PROBLEM DESCRIPTION >>
Change every occurrence of "stats-label" to "statistics-label" in the lines below and reproduce them with nothing else altered, omitting the pictures.

┄┄┄┄┄┄┄┄┄┄

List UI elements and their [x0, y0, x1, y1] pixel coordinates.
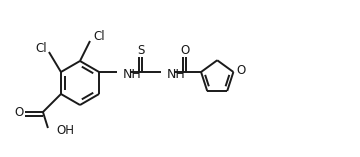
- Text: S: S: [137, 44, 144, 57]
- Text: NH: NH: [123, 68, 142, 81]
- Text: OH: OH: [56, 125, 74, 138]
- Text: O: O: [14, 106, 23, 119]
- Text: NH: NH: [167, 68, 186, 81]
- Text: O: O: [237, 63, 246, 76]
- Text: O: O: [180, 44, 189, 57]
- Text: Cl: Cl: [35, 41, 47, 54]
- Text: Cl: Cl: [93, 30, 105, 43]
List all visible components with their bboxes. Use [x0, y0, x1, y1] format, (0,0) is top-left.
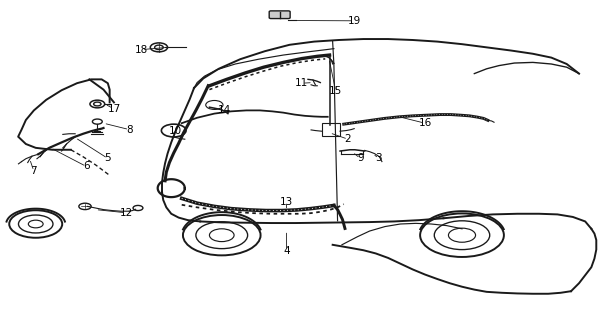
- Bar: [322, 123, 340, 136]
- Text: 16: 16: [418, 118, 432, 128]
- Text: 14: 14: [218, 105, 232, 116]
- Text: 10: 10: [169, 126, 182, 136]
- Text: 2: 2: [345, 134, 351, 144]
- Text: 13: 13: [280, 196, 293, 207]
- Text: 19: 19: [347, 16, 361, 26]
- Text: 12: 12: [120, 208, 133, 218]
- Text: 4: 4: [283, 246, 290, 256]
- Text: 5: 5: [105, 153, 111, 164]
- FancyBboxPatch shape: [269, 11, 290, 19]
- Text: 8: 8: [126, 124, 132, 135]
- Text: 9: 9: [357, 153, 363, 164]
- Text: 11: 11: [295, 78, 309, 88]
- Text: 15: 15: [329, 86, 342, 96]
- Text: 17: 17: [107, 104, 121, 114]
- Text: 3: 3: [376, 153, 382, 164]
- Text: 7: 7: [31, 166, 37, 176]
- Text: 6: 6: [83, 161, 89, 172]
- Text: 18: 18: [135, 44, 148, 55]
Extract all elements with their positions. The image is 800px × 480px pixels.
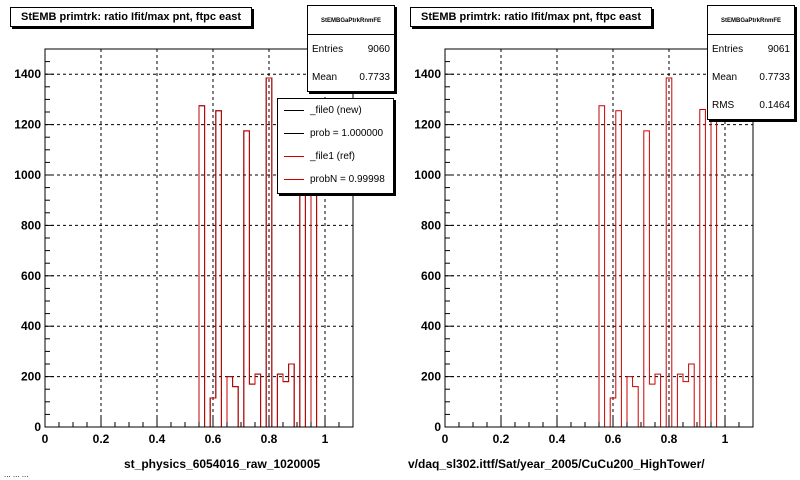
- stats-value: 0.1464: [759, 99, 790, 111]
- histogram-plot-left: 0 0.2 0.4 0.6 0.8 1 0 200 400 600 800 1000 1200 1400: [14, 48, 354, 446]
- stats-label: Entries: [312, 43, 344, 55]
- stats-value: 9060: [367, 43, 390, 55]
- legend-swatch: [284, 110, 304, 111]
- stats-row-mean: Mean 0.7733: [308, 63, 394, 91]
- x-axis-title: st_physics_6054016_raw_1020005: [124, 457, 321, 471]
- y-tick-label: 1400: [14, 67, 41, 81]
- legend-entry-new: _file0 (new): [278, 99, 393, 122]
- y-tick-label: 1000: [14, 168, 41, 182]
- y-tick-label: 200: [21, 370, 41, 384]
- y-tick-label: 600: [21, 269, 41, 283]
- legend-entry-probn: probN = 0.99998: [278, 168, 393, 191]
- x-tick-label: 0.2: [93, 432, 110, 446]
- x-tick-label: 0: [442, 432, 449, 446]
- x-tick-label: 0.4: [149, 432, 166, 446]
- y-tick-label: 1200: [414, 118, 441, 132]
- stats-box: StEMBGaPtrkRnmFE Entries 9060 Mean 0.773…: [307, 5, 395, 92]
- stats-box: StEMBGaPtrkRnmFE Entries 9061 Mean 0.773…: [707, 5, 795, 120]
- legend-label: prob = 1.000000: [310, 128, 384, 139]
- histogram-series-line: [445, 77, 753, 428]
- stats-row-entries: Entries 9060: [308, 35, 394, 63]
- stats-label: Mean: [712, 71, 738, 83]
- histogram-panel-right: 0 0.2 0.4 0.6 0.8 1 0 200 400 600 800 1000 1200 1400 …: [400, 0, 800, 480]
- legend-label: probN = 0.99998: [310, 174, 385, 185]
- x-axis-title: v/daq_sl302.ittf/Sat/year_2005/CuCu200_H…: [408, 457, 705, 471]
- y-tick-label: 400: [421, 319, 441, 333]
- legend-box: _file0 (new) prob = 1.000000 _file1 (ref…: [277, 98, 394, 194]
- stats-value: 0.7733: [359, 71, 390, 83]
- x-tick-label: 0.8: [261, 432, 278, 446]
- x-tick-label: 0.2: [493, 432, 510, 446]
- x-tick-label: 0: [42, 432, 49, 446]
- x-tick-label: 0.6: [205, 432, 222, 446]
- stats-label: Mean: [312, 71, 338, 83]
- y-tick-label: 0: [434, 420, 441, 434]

┄┄┄┄┄┄┄┄┄┄

WRITTEN SOLUTION >>
List UI elements and their [x0, y0, x1, y1] pixel coordinates.
- Text: S: S: [137, 44, 144, 57]
- Text: NH: NH: [123, 68, 142, 81]
- Text: OH: OH: [56, 125, 74, 138]
- Text: O: O: [14, 106, 23, 119]
- Text: NH: NH: [167, 68, 186, 81]
- Text: O: O: [237, 63, 246, 76]
- Text: O: O: [180, 44, 189, 57]
- Text: Cl: Cl: [35, 41, 47, 54]
- Text: Cl: Cl: [93, 30, 105, 43]
List all visible components with their bboxes. Use [x0, y0, x1, y1] format, (0,0) is top-left.
- Bar: [322, 123, 340, 136]
- Text: 16: 16: [418, 118, 432, 128]
- Text: 14: 14: [218, 105, 232, 116]
- Text: 10: 10: [169, 126, 182, 136]
- Text: 2: 2: [345, 134, 351, 144]
- Text: 13: 13: [280, 196, 293, 207]
- Text: 19: 19: [347, 16, 361, 26]
- Text: 12: 12: [120, 208, 133, 218]
- Text: 4: 4: [283, 246, 290, 256]
- Text: 5: 5: [105, 153, 111, 164]
- FancyBboxPatch shape: [269, 11, 290, 19]
- Text: 8: 8: [126, 124, 132, 135]
- Text: 9: 9: [357, 153, 363, 164]
- Text: 11: 11: [295, 78, 309, 88]
- Text: 15: 15: [329, 86, 342, 96]
- Text: 17: 17: [107, 104, 121, 114]
- Text: 3: 3: [376, 153, 382, 164]
- Text: 7: 7: [31, 166, 37, 176]
- Text: 6: 6: [83, 161, 89, 172]
- Text: 18: 18: [135, 44, 148, 55]
Extract all elements with their positions. The image is 800px × 480px pixels.
- stats-value: 0.1464: [759, 99, 790, 111]
- histogram-plot-left: 0 0.2 0.4 0.6 0.8 1 0 200 400 600 800 1000 1200 1400: [14, 48, 354, 446]
- statistics-label: Entries: [312, 43, 344, 55]
- stats-value: 9060: [367, 43, 390, 55]
- legend-swatch: [284, 110, 304, 111]
- stats-row-mean: Mean 0.7733: [308, 63, 394, 91]
- x-axis-title: st_physics_6054016_raw_1020005: [124, 457, 321, 471]
- y-tick-label: 1400: [14, 67, 41, 81]
- legend-entry-new: _file0 (new): [278, 99, 393, 122]
- y-tick-label: 1000: [14, 168, 41, 182]
- y-tick-label: 200: [21, 370, 41, 384]
- y-tick-label: 600: [21, 269, 41, 283]
- legend-entry-probn: probN = 0.99998: [278, 168, 393, 191]
- x-tick-label: 0.2: [93, 432, 110, 446]
- x-tick-label: 0: [442, 432, 449, 446]
- x-tick-label: 0.4: [149, 432, 166, 446]
- y-tick-label: 1200: [414, 118, 441, 132]
- stats-box: StEMBGaPtrkRnmFE Entries 9060 Mean 0.773…: [307, 5, 395, 92]
- stats-box: StEMBGaPtrkRnmFE Entries 9061 Mean 0.773…: [707, 5, 795, 120]
- legend-label: prob = 1.000000: [310, 128, 384, 139]
- histogram-series-line: [445, 77, 753, 428]
- stats-row-entries: Entries 9060: [308, 35, 394, 63]
- statistics-label: Mean: [712, 71, 738, 83]
- histogram-panel-right: 0 0.2 0.4 0.6 0.8 1 0 200 400 600 800 1000 1200 1400 …: [400, 0, 800, 480]
- legend-label: probN = 0.99998: [310, 174, 385, 185]
- x-axis-title: v/daq_sl302.ittf/Sat/year_2005/CuCu200_H…: [408, 457, 705, 471]
- y-tick-label: 400: [421, 319, 441, 333]
- legend-box: _file0 (new) prob = 1.000000 _file1 (ref…: [277, 98, 394, 194]
- stats-value: 0.7733: [359, 71, 390, 83]
- x-tick-label: 0.8: [261, 432, 278, 446]
- x-tick-label: 0.2: [493, 432, 510, 446]
- x-tick-label: 0: [42, 432, 49, 446]
- x-tick-label: 0.6: [205, 432, 222, 446]
- statistics-label: Mean: [312, 71, 338, 83]
- y-tick-label: 0: [434, 420, 441, 434]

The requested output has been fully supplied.